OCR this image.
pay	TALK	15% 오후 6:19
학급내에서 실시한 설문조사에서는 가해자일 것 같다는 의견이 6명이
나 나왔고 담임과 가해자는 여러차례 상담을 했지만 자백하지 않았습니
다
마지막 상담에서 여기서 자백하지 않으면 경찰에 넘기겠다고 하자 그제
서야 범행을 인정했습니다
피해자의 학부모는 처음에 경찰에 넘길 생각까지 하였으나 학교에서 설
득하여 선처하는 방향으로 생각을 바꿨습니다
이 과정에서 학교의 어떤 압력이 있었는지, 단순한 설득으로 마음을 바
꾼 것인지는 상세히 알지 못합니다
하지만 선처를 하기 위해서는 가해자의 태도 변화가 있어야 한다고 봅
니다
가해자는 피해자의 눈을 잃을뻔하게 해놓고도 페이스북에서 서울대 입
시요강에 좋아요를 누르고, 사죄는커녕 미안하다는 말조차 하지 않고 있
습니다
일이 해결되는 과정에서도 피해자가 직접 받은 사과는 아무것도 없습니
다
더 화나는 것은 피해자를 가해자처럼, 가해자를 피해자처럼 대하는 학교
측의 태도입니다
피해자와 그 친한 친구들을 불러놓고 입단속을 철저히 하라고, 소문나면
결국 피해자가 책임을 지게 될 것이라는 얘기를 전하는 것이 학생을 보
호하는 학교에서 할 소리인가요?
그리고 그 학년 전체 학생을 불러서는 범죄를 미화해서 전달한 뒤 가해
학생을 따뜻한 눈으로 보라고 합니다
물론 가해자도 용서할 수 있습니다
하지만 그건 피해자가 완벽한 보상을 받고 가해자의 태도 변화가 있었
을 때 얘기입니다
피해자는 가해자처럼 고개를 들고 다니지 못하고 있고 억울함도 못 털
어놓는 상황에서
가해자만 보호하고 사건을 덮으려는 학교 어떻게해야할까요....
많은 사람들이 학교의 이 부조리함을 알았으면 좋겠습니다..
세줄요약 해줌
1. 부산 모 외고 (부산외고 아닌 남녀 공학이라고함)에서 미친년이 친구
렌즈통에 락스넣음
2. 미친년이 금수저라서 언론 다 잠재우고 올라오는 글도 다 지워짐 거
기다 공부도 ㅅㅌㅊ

> [TASK] Your task is to output the full set of records exactly as presented.

> [FINISHED TASK]
OCR this image.
pay	TALK	15% 오후 6:19
학급내에서 실시한 설문조사에서는 가해자일 것 같다는 의견이 6명이
나 나왔고 담임과 가해자는 여러차례 상담을 했지만 자백하지 않았습니
다
마지막 상담에서 여기서 자백하지 않으면 경찰에 넘기겠다고 하자 그제
서야 범행을 인정했습니다
피해자의 학부모는 처음에 경찰에 넘길 생각까지 하였으나 학교에서 설
득하여 선처하는 방향으로 생각을 바꿨습니다
이 과정에서 학교의 어떤 압력이 있었는지, 단순한 설득으로 마음을 바
꾼 것인지는 상세히 알지 못합니다
하지만 선처를 하기 위해서는 가해자의 태도 변화가 있어야 한다고 봅
니다
가해자는 피해자의 눈을 잃을뻔하게 해놓고도 페이스북에서 서울대 입
시요강에 좋아요를 누르고, 사죄는커녕 미안하다는 말조차 하지 않고 있
습니다
일이 해결되는 과정에서도 피해자가 직접 받은 사과는 아무것도 없습니
다
더 화나는 것은 피해자를 가해자처럼, 가해자를 피해자처럼 대하는 학교
측의 태도입니다
피해자와 그 친한 친구들을 불러놓고 입단속을 철저히 하라고, 소문나면
결국 피해자가 책임을 지게 될 것이라는 얘기를 전하는 것이 학생을 보
호하는 학교에서 할 소리인가요?
그리고 그 학년 전체 학생을 불러서는 범죄를 미화해서 전달한 뒤 가해
학생을 따뜻한 눈으로 보라고 합니다
물론 가해자도 용서할 수 있습니다
하지만 그건 피해자가 완벽한 보상을 받고 가해자의 태도 변화가 있었
을 때 얘기입니다
피해자는 가해자처럼 고개를 들고 다니지 못하고 있고 억울함도 못 털
어놓는 상황에서
가해자만 보호하고 사건을 덮으려는 학교 어떻게해야할까요....
많은 사람들이 학교의 이 부조리함을 알았으면 좋겠습니다..
세줄요약 해줌
1. 부산 모 외고 (부산외고 아닌 남녀 공학이라고함)에서 미친년이 친구
렌즈통에 락스넣음
2. 미친년이 금수저라서 언론 다 잠재우고 올라오는 글도 다 지워짐 거
기다 공부도 ㅅㅌㅊ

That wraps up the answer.